* Task prompt *
Using the listing that follows, return every line with the word "Beschlagnahme".
-.-.-
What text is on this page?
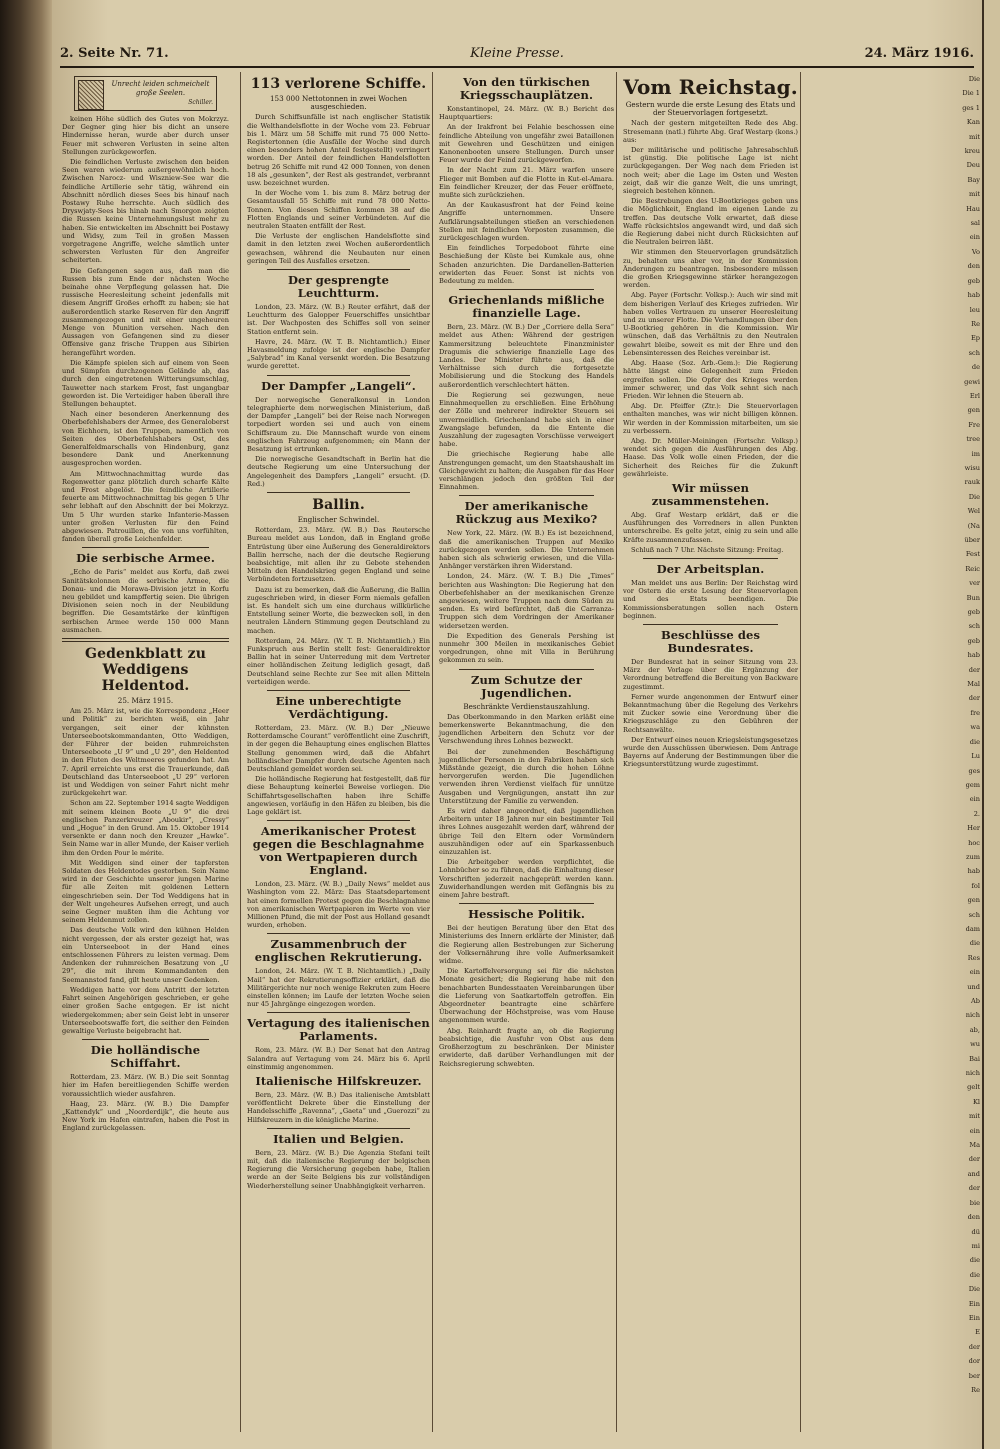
2. Seite Nr. 71.	Kleine Presse.	24. März 1916.
Unrecht leiden schmeichelt große Seelen.
Schiller.

keinen Höhe südlich des Gutes von Mokrzyz. Der Gegner ging hier bis dicht an unsere Hindernisse heran, wurde aber durch unser Feuer mit schweren Verlusten in seine alten Stellungen zurückgeworfen.

Die feindlichen Verluste zwischen den beiden Seen waren wiederum außergewöhnlich hoch. Zwischen Narocz- und Wiszniew-See war die feindliche Artillerie sehr tätig, während ein Abschnitt nördlich dieses Sees bis hinauf nach Postawy Ruhe herrschte. Auch südlich des Dryswjaty-Sees bis hinab nach Smorgon zeigten die Russen keine Unternehmungslust mehr zu haben. Sie entwickelten im Abschnitt bei Postawy und Widsy, zum Teil in großen Massen vorgetragene Angriffe, welche sämtlich unter schwersten Verlusten für den Angreifer scheiterten.

Die Gefangenen sagen aus, daß man die Russen bis zum Ende der nächsten Woche beinahe ohne Verpflegung gelassen hat. Die russische Heeresleitung scheint jedenfalls mit diesem Angriff Großes erhofft zu haben; sie hat außerordentlich starke Reserven für den Angriff zusammengezogen und mit einer ungeheuren Menge von Munition versehen. Nach den Aussagen von Gefangenen sind zu dieser Offensive ganz frische Truppen aus Sibirien herangeführt worden.

Die Kämpfe spielen sich auf einem von Seen und Sümpfen durchzogenen Gelände ab, das durch den eingetretenen Witterungsumschlag, Tauwetter nach starkem Frost, fast ungangbar geworden ist. Die Verteidiger haben überall ihre Stellungen behauptet.

Nach einer besonderen Anerkennung des Oberbefehlshabers der Armee, des Generaloberst von Eichhorn, ist den Truppen, namentlich von Seiten des Oberbefehlshabers Ost, des Generalfeldmarschalls von Hindenburg, ganz besondere Dank und Anerkennung ausgesprochen worden.

Am Mittwochnachmittag wurde das Regenwetter ganz plötzlich durch scharfe Kälte und Frost abgelöst. Die feindliche Artillerie feuerte am Mittwochnachmittag bis gegen 5 Uhr sehr lebhaft auf den Abschnitt der bei Mokrzyz. Um 5 Uhr wurden starke Infanterie-Massen unter großen Verlusten für den Feind abgewiesen. Patrouillen, die von uns vorfühlten, fanden überall große Leichenfelder.

Die serbische Armee.

„Echo de Paris“ meldet aus Korfu, daß zwei Sanitätskolonnen die serbische Armee, die Donau- und die Morawa-Division jetzt in Korfu neu gebildet und kampffertig seien. Die übrigen Divisionen seien noch in der Neubildung begriffen. Die Gesamtstärke der künftigen serbischen Armee werde 150 000 Mann ausmachen.

Gedenkblatt zu Weddigens Heldentod.
25. März 1915.

Am 25. März ist, wie die Korrespondenz „Heer und Politik“ zu berichten weiß, ein Jahr vergangen, seit einer der kühnsten Unterseebootskommandanten, Otto Weddigen, der Führer der beiden ruhmreichsten Unterseeboote „U 9“ und „U 29“, den Heldentod in den Fluten des Weltmeeres gefunden hat. Am 7. April erreichte uns erst die Trauerkunde, daß Deutschland das Unterseeboot „U 29“ verloren ist und Weddigen von seiner Fahrt nicht mehr zurückgekehrt war.

Schon am 22. September 1914 sagte Weddigen mit seinem kleinen Boote „U 9“ die drei englischen Panzerkreuzer „Aboukir“, „Cressy“ und „Hogue“ in den Grund. Am 15. Oktober 1914 versenkte er dann noch den Kreuzer „Hawke“. Sein Name war in aller Munde, der Kaiser verlieh ihm den Orden Pour le mérite.

Mit Weddigen sind einer der tapfersten Soldaten des Heldentodes gestorben. Sein Name wird in der Geschichte unserer jungen Marine für alle Zeiten mit goldenen Lettern eingeschrieben sein. Der Tod Weddigens hat in der Welt ungeheures Aufsehen erregt, und auch seine Gegner mußten ihm die Achtung vor seinem Heldenmut zollen.

Das deutsche Volk wird den kühnen Helden nicht vergessen, der als erster gezeigt hat, was ein Unterseeboot in der Hand eines entschlossenen Führers zu leisten vermag. Dem Andenken der ruhmreichen Besatzung von „U 29“, die mit ihrem Kommandanten den Seemannstod fand, gilt heute unser Gedenken.

Weddigen hatte vor dem Antritt der letzten Fahrt seinen Angehörigen geschrieben, er gehe einer großen Sache entgegen. Er ist nicht wiedergekommen; aber sein Geist lebt in unserer Unterseebootswaffe fort, die seither den Feinden gewaltige Verluste beigebracht hat.

Die holländische Schiffahrt.

Rotterdam, 23. März. (W. B.) Die seit Sonntag hier im Hafen bereitliegenden Schiffe werden voraussichtlich wieder ausfahren.

Haag, 23. März. (W. B.) Die Dampfer „Kattendyk“ und „Noorderdijk“, die heute aus New York im Hafen eintrafen, haben die Post in England zurückgelassen.

113 verlorene Schiffe.
153 000 Nettotonnen in zwei Wochen ausgeschieden.

Durch Schiffsunfälle ist nach englischer Statistik die Welthandelsflotte in der Woche vom 23. Februar bis 1. März um 58 Schiffe mit rund 75 000 Netto-Registertonnen (die Ausfälle der Woche sind durch einen besonders hohen Anteil festgestellt) verringert worden. Der Anteil der feindlichen Handelsflotten betrug 26 Schiffe mit rund 42 000 Tonnen, von denen 18 als „gesunken“, der Rest als gestrandet, verbrannt usw. bezeichnet wurden.

In der Woche vom 1. bis zum 8. März betrug der Gesamtausfall 55 Schiffe mit rund 78 000 Netto-Tonnen. Von diesen Schiffen kommen 38 auf die Flotten Englands und seiner Verbündeten. Auf die neutralen Staaten entfällt der Rest.

Die Verluste der englischen Handelsflotte sind damit in den letzten zwei Wochen außerordentlich gewachsen, während die Neubauten nur einen geringen Teil des Ausfalles ersetzen.

Der gesprengte Leuchtturm.

London, 23. März. (W. B.) Reuter erfährt, daß der Leuchtturm des Galopper Feuerschiffes unsichtbar ist. Der Wachposten des Schiffes soll von seiner Station entfernt sein.

Havre, 24. März. (W. T. B. Nichtamtlich.) Einer Havasmeldung zufolge ist der englische Dampfer „Salybrad“ im Kanal versenkt worden. Die Besatzung wurde gerettet.

Der Dampfer „Langeli“.

Der norwegische Generalkonsul in London telegraphierte dem norwegischen Ministerium, daß der Dampfer „Langeli“ bei der Reise nach Norwegen torpediert worden sei und auch von einem Schiffsraum zu. Die Mannschaft wurde von einem englischen Fahrzeug aufgenommen; ein Mann der Besatzung ist ertrunken.

Die norwegische Gesandtschaft in Berlin hat die deutsche Regierung um eine Untersuchung der Angelegenheit des Dampfers „Langeli“ ersucht. (D. Red.)

Ballin.
Englischer Schwindel.

Rotterdam, 23. März. (W. B.) Das Reutersche Bureau meldet aus London, daß in England große Entrüstung über eine Äußerung des Generaldirektors Ballin herrsche, nach der die deutsche Regierung beabsichtige, mit allen ihr zu Gebote stehenden Mitteln den Handelskrieg gegen England und seine Verbündeten fortzusetzen.

Dazu ist zu bemerken, daß die Äußerung, die Ballin zugeschrieben wird, in dieser Form niemals gefallen ist. Es handelt sich um eine durchaus willkürliche Entstellung seiner Worte, die bezwecken soll, in den neutralen Ländern Stimmung gegen Deutschland zu machen.

Rotterdam, 24. März. (W. T. B. Nichtamtlich.) Ein Funkspruch aus Berlin stellt fest: Generaldirektor Ballin hat in seiner Unterredung mit dem Vertreter einer holländischen Zeitung lediglich gesagt, daß Deutschland seine Rechte zur See mit allen Mitteln verteidigen werde.

Eine unberechtigte Verdächtigung.

Rotterdam, 23. März. (W. B.) Der „Nieuwe Rotterdamsche Courant“ veröffentlicht eine Zuschrift, in der gegen die Behauptung eines englischen Blattes Stellung genommen wird, daß die Abfahrt holländischer Dampfer durch deutsche Agenten nach Deutschland gemeldet worden sei.

Die holländische Regierung hat festgestellt, daß für diese Behauptung keinerlei Beweise vorliegen. Die Schiffahrtsgesellschaften haben ihre Schiffe angewiesen, vorläufig in den Häfen zu bleiben, bis die Lage geklärt ist.

Amerikanischer Protest gegen die Beschlagnahme von Wertpapieren durch England.

London, 23. März. (W. B.) „Daily News“ meldet aus Washington vom 22. März: Das Staatsdepartement hat einen formellen Protest gegen die Beschlagnahme von amerikanischen Wertpapieren im Werte von vier Millionen Pfund, die mit der Post aus Holland gesandt wurden, erhoben.

Zusammenbruch der englischen Rekrutierung.

London, 24. März. (W. T. B. Nichtamtlich.) „Daily Mail“ hat der Rekrutierungsoffizier erklärt, daß die Militärgerichte nur noch wenige Rekruten zum Heere einstellen können; im Laufe der letzten Woche seien nur 45 Jahrgänge eingezogen worden.

Vertagung des italienischen Parlaments.

Rom, 23. März. (W. B.) Der Senat hat den Antrag Salandra auf Vertagung vom 24. März bis 6. April einstimmig angenommen.

Italienische Hilfskreuzer.

Bern, 23. März. (W. B.) Das italienische Amtsblatt veröffentlicht Dekrete über die Einstellung der Handelsschiffe „Ravenna“, „Gaeta“ und „Guerozzi“ zu Hilfskreuzern in die königliche Marine.

Italien und Belgien.

Bern, 23. März. (W. B.) Die Agenzia Stefani teilt mit, daß die italienische Regierung der belgischen Regierung die Versicherung gegeben habe, Italien werde an der Seite Belgiens bis zur vollständigen Wiederherstellung seiner Unabhängigkeit verharren.

Von den türkischen Kriegsschauplätzen.

Konstantinopel, 24. März. (W. B.) Bericht des Hauptquartiers:

An der Irakfront bei Felahie beschossen eine feindliche Abteilung von ungefähr zwei Bataillonen mit Gewehren und Geschützen und einigen Kanonenbooten unsere Stellungen. Durch unser Feuer wurde der Feind zurückgeworfen.

In der Nacht zum 21. März warfen unsere Flieger mit Bomben auf die Flotte in Kut-el-Amara. Ein feindlicher Kreuzer, der das Feuer eröffnete, mußte sich zurückziehen.

An der Kaukasusfront hat der Feind keine Angriffe unternommen. Unsere Aufklärungsabteilungen stießen an verschiedenen Stellen mit feindlichen Vorposten zusammen, die zurückgeschlagen wurden.

Ein feindliches Torpedoboot führte eine Beschießung der Küste bei Kumkale aus, ohne Schaden anzurichten. Die Dardanellen-Batterien erwiderten das Feuer. Sonst ist nichts von Bedeutung zu melden.

Griechenlands mißliche finanzielle Lage.

Bern, 23. März. (W. B.) Der „Corriere della Sera“ meldet aus Athen: Während der gestrigen Kammersitzung beleuchtete Finanzminister Dragumis die schwierige finanzielle Lage des Landes. Der Minister führte aus, daß die Verhältnisse sich durch die fortgesetzte Mobilisierung und die Stockung des Handels außerordentlich verschlechtert hätten.

Die Regierung sei gezwungen, neue Einnahmequellen zu erschließen. Eine Erhöhung der Zölle und mehrerer indirekter Steuern sei unvermeidlich. Griechenland habe sich in einer Zwangslage befunden, da die Entente die Auszahlung der zugesagten Vorschüsse verweigert habe.

Die griechische Regierung habe alle Anstrengungen gemacht, um den Staatshaushalt im Gleichgewicht zu halten; die Ausgaben für das Heer verschlängen jedoch den größten Teil der Einnahmen.

Der amerikanische Rückzug aus Mexiko?

New York, 22. März. (W. B.) Es ist bezeichnend, daß die amerikanischen Truppen auf Mexiko zurückgezogen werden sollen. Die Unternehmen haben sich als schwierig erwiesen, und die Villa-Anhänger verstärken ihren Widerstand.

London, 24. März. (W. T. B.) Die „Times“ berichten aus Washington: Die Regierung hat den Oberbefehlshaber an der mexikanischen Grenze angewiesen, weitere Truppen nach dem Süden zu senden. Es wird befürchtet, daß die Carranza-Truppen sich dem Vordringen der Amerikaner widersetzen werden.

Die Expedition des Generals Pershing ist nunmehr 300 Meilen in mexikanisches Gebiet vorgedrungen, ohne mit Villa in Berührung gekommen zu sein.

Zum Schutze der Jugendlichen.
Beschränkte Verdienstauszahlung.

Das Oberkommando in den Marken erläßt eine bemerkenswerte Bekanntmachung, die den jugendlichen Arbeitern den Schutz vor der Verschwendung ihres Lohnes bezweckt.

Bei der zunehmenden Beschäftigung jugendlicher Personen in den Fabriken haben sich Mißstände gezeigt, die durch die hohen Löhne hervorgerufen werden. Die Jugendlichen verwenden ihren Verdienst vielfach für unnütze Ausgaben und Vergnügungen, anstatt ihn zur Unterstützung der Familie zu verwenden.

Es wird daher angeordnet, daß jugendlichen Arbeitern unter 18 Jahren nur ein bestimmter Teil ihres Lohnes ausgezahlt werden darf, während der übrige Teil den Eltern oder Vormündern auszuhändigen oder auf ein Sparkassenbuch einzuzahlen ist.

Die Arbeitgeber werden verpflichtet, die Lohnbücher so zu führen, daß die Einhaltung dieser Vorschriften jederzeit nachgeprüft werden kann. Zuwiderhandlungen werden mit Gefängnis bis zu einem Jahre bestraft.

Hessische Politik.

Bei der heutigen Beratung über den Etat des Ministeriums des Innern erklärte der Minister, daß die Regierung allen Bestrebungen zur Sicherung der Volksernährung ihre volle Aufmerksamkeit widme.

Die Kartoffelversorgung sei für die nächsten Monate gesichert; die Regierung habe mit den benachbarten Bundesstaaten Vereinbarungen über die Lieferung von Saatkartoffeln getroffen. Ein Abgeordneter beantragte eine schärfere Überwachung der Höchstpreise, was vom Hause angenommen wurde.

Abg. Reinhardt fragte an, ob die Regierung beabsichtige, die Ausfuhr von Obst aus dem Großherzogtum zu beschränken. Der Minister erwiderte, daß darüber Verhandlungen mit der Reichsregierung schwebten.

Vom Reichstag.
Gestern wurde die erste Lesung des Etats und der Steuervorlagen fortgesetzt.

Nach der gestern mitgeteilten Rede des Abg. Stresemann (natl.) führte Abg. Graf Westarp (kons.) aus:

Der militärische und politische Jahresabschluß ist günstig. Die politische Lage ist nicht zurückgegangen. Der Weg nach dem Frieden ist noch weit; aber die Lage im Osten und Westen zeigt, daß wir die ganze Welt, die uns umringt, siegreich bestehen können.

Die Bestrebungen des U-Bootkrieges geben uns die Möglichkeit, England im eigenen Lande zu treffen. Das deutsche Volk erwartet, daß diese Waffe rücksichtslos angewandt wird, und daß sich die Regierung dabei nicht durch Rücksichten auf die Neutralen beirren läßt.

Wir stimmen den Steuervorlagen grundsätzlich zu, behalten uns aber vor, in der Kommission Änderungen zu beantragen. Insbesondere müssen die großen Kriegsgewinne stärker herangezogen werden.

Abg. Payer (Fortschr. Volksp.): Auch wir sind mit dem bisherigen Verlauf des Krieges zufrieden. Wir haben volles Vertrauen zu unserer Heeresleitung und zu unserer Flotte. Die Verhandlungen über den U-Bootkrieg gehören in die Kommission. Wir wünschen, daß das Verhältnis zu den Neutralen gewahrt bleibe, soweit es mit der Ehre und den Lebensinteressen des Reiches vereinbar ist.

Abg. Haase (Soz. Arb.-Gem.): Die Regierung hätte längst eine Gelegenheit zum Frieden ergreifen sollen. Die Opfer des Krieges werden immer schwerer, und das Volk sehnt sich nach Frieden. Wir lehnen die Steuern ab.

Abg. Dr. Pfeiffer (Ztr.): Die Steuervorlagen enthalten manches, was wir nicht billigen können. Wir werden in der Kommission mitarbeiten, um sie zu verbessern.

Abg. Dr. Müller-Meiningen (Fortschr. Volksp.) wendet sich gegen die Ausführungen des Abg. Haase. Das Volk wolle einen Frieden, der die Sicherheit des Reiches für die Zukunft gewährleiste.

Wir müssen zusammenstehen.

Abg. Graf Westarp erklärt, daß er die Ausführungen des Vorredners in allen Punkten unterschreibe. Es gelte jetzt, einig zu sein und alle Kräfte zusammenzufassen.

Schluß nach 7 Uhr. Nächste Sitzung: Freitag.

Der Arbeitsplan.

Man meldet uns aus Berlin: Der Reichstag wird vor Ostern die erste Lesung der Steuervorlagen und des Etats beendigen. Die Kommissionsberatungen sollen nach Ostern beginnen.

Beschlüsse des Bundesrates.

Der Bundesrat hat in seiner Sitzung vom 23. März der Vorlage über die Ergänzung der Verordnung betreffend die Bereitung von Backware zugestimmt.

Ferner wurde angenommen der Entwurf einer Bekanntmachung über die Regelung des Verkehrs mit Zucker sowie eine Verordnung über die Kriegszuschläge zu den Gebühren der Rechtsanwälte.

Der Entwurf eines neuen Kriegsleistungsgesetzes wurde den Ausschüssen überwiesen. Dem Antrage Bayerns auf Änderung der Bestimmungen über die Kriegsunterstützung wurde zugestimmt.

Die
Die 1
ges 1
Kan
mit
kreu
Deu
Bay
mit
Hau
sal
ein
Vo
den
geb
hab
leu
Re
Ep
sch
de
gewi
Erl
gen
Fre
tree
im
wisu
rauk
Die
Wel
(Na
über
Fest
Reic
ver
Bun
geb
sch
geb
hab
der
Mal
der
fre
wa
die
Lu
ges
gem
ein
2.
Her
hoc
zum
hab
fol
gen
sch
dam
die
Res
ein
und
Ab
nich
ab,
wu
Bai
nich
gelt
Kl
mit
ein
Ma
der
and
der
bie
den
dü
mi
die
die
Die
Ein
Ein
E
der
dor
ber
Re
-.-.-
* Response box *
Amerikanischer Protest gegen die Beschlagnahme von Wertpapieren durch England.
London, 23. März. (W. B.) „Daily News“ meldet aus Washington vom 22. März: Das Staatsdepartement hat einen formellen Protest gegen die Beschlagnahme von amerikanischen Wertpapieren im Werte von vier Millionen Pfund, die mit der Post aus Holland gesandt wurden, erhoben.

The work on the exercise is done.